----- Entries shown

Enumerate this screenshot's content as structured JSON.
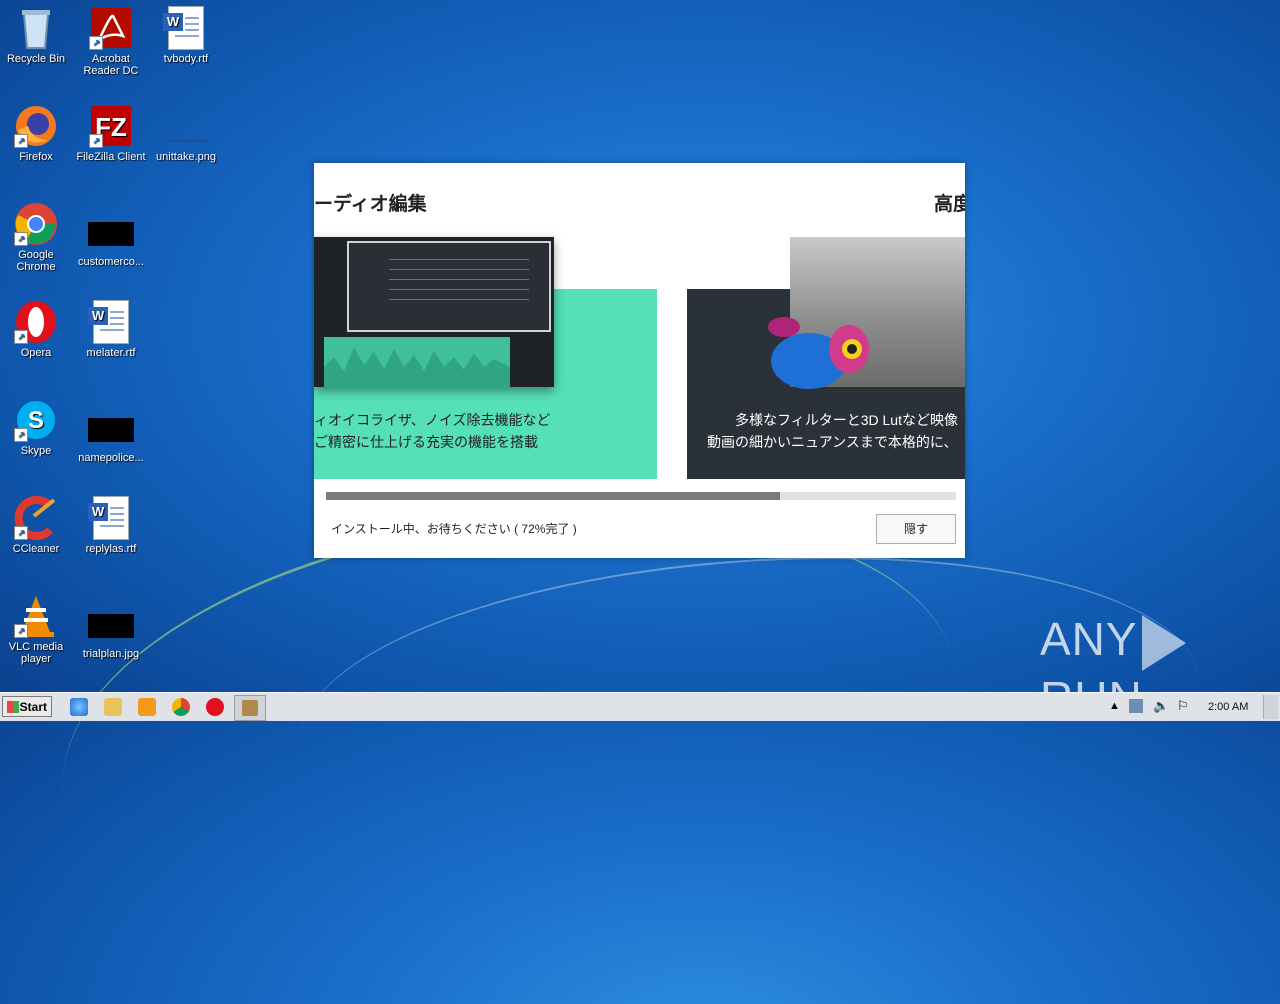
{
  "desktop": {
    "icons": [
      {
        "label": "Recycle Bin"
      },
      {
        "label": "Acrobat Reader DC"
      },
      {
        "label": "tvbody.rtf"
      },
      {
        "label": "Firefox"
      },
      {
        "label": "FileZilla Client"
      },
      {
        "label": "unittake.png"
      },
      {
        "label": "Google Chrome"
      },
      {
        "label": "customerco..."
      },
      {
        "label": "Opera"
      },
      {
        "label": "melater.rtf"
      },
      {
        "label": "Skype"
      },
      {
        "label": "namepolice..."
      },
      {
        "label": "CCleaner"
      },
      {
        "label": "replylas.rtf"
      },
      {
        "label": "VLC media player"
      },
      {
        "label": "trialplan.jpg"
      }
    ]
  },
  "installer": {
    "slide_left_title": "ーディオ編集",
    "slide_right_title": "高度",
    "slide_left_text_line1": "ィオイコライザ、ノイズ除去機能など",
    "slide_left_text_line2": "ご精密に仕上げる充実の機能を搭載",
    "slide_right_text_line1": "多様なフィルターと3D Lutなど映像",
    "slide_right_text_line2": "動画の細かいニュアンスまで本格的に、",
    "progress_fraction": 0.72,
    "status": "インストール中、お待ちください ( 72%完了 )",
    "hide_button": "隠す"
  },
  "watermark": {
    "left": "ANY",
    "right": "RUN"
  },
  "taskbar": {
    "start_label": "Start",
    "clock": "2:00 AM"
  }
}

----------

#### [Requirement]
Leave the images out and output the remaining material exactly as it stands.

#### [Answer for this exercise]
Enumerate this screenshot's content as structured JSON.
{
  "desktop": {
    "icons": [
      {
        "label": "Recycle Bin"
      },
      {
        "label": "Acrobat Reader DC"
      },
      {
        "label": "tvbody.rtf"
      },
      {
        "label": "Firefox"
      },
      {
        "label": "FileZilla Client"
      },
      {
        "label": "unittake.png"
      },
      {
        "label": "Google Chrome"
      },
      {
        "label": "customerco..."
      },
      {
        "label": "Opera"
      },
      {
        "label": "melater.rtf"
      },
      {
        "label": "Skype"
      },
      {
        "label": "namepolice..."
      },
      {
        "label": "CCleaner"
      },
      {
        "label": "replylas.rtf"
      },
      {
        "label": "VLC media player"
      },
      {
        "label": "trialplan.jpg"
      }
    ]
  },
  "installer": {
    "slide_left_title": "ーディオ編集",
    "slide_right_title": "高度",
    "slide_left_text_line1": "ィオイコライザ、ノイズ除去機能など",
    "slide_left_text_line2": "ご精密に仕上げる充実の機能を搭載",
    "slide_right_text_line1": "多様なフィルターと3D Lutなど映像",
    "slide_right_text_line2": "動画の細かいニュアンスまで本格的に、",
    "progress_fraction": 0.72,
    "status": "インストール中、お待ちください ( 72%完了 )",
    "hide_button": "隠す"
  },
  "watermark": {
    "left": "ANY",
    "right": "RUN"
  },
  "taskbar": {
    "start_label": "Start",
    "clock": "2:00 AM"
  }
}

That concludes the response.